Exercise objective
Output every line below without omitting or altering anything.

Data shown
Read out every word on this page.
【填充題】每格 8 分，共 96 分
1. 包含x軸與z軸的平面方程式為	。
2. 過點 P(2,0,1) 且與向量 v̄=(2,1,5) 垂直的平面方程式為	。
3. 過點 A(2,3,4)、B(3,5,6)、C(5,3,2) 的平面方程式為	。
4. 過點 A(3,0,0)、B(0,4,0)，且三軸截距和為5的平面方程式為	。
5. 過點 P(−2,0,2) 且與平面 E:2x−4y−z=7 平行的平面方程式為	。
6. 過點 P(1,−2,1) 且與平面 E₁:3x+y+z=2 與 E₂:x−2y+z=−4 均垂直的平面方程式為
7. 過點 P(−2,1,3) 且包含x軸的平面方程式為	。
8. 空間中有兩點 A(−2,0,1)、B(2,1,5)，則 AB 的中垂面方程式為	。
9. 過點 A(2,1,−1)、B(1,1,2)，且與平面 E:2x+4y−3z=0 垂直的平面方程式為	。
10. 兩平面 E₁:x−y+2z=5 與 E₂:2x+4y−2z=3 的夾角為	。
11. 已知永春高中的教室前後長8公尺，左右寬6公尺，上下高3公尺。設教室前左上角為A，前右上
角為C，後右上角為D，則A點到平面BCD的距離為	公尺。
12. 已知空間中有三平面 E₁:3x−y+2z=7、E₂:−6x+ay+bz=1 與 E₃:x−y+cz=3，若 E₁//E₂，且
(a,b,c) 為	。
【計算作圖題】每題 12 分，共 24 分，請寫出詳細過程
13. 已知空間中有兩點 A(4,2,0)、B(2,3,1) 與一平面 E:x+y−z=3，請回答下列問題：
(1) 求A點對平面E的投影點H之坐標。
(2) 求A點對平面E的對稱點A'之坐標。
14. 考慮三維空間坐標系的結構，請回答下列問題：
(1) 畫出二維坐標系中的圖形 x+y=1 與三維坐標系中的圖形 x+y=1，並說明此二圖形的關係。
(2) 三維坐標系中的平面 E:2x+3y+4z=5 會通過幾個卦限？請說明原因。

Task response
Read out every word on this page.
【填充題】每格 8 分，共 96 分
1. 包含x軸與z軸的平面方程式為	。
2. 過點 P(2,0,1) 且與向量 v̄=(2,1,5) 垂直的平面方程式為	。
3. 過點 A(2,3,4)、B(3,5,6)、C(5,3,2) 的平面方程式為	。
4. 過點 A(3,0,0)、B(0,4,0)，且三軸截距和為5的平面方程式為	。
5. 過點 P(−2,0,2) 且與平面 E:2x−4y−z=7 平行的平面方程式為	。
6. 過點 P(1,−2,1) 且與平面 E₁:3x+y+z=2 與 E₂:x−2y+z=−4 均垂直的平面方程式為
7. 過點 P(−2,1,3) 且包含x軸的平面方程式為	。
8. 空間中有兩點 A(−2,0,1)、B(2,1,5)，則 AB 的中垂面方程式為	。
9. 過點 A(2,1,−1)、B(1,1,2)，且與平面 E:2x+4y−3z=0 垂直的平面方程式為	。
10. 兩平面 E₁:x−y+2z=5 與 E₂:2x+4y−2z=3 的夾角為	。
11. 已知永春高中的教室前後長8公尺，左右寬6公尺，上下高3公尺。設教室前左上角為A，前右上
角為C，後右上角為D，則A點到平面BCD的距離為	公尺。
12. 已知空間中有三平面 E₁:3x−y+2z=7、E₂:−6x+ay+bz=1 與 E₃:x−y+cz=3，若 E₁//E₂，且
(a,b,c) 為	。
【計算作圖題】每題 12 分，共 24 分，請寫出詳細過程
13. 已知空間中有兩點 A(4,2,0)、B(2,3,1) 與一平面 E:x+y−z=3，請回答下列問題：
(1) 求A點對平面E的投影點H之坐標。
(2) 求A點對平面E的對稱點A'之坐標。
14. 考慮三維空間坐標系的結構，請回答下列問題：
(1) 畫出二維坐標系中的圖形 x+y=1 與三維坐標系中的圖形 x+y=1，並說明此二圖形的關係。
(2) 三維坐標系中的平面 E:2x+3y+4z=5 會通過幾個卦限？請說明原因。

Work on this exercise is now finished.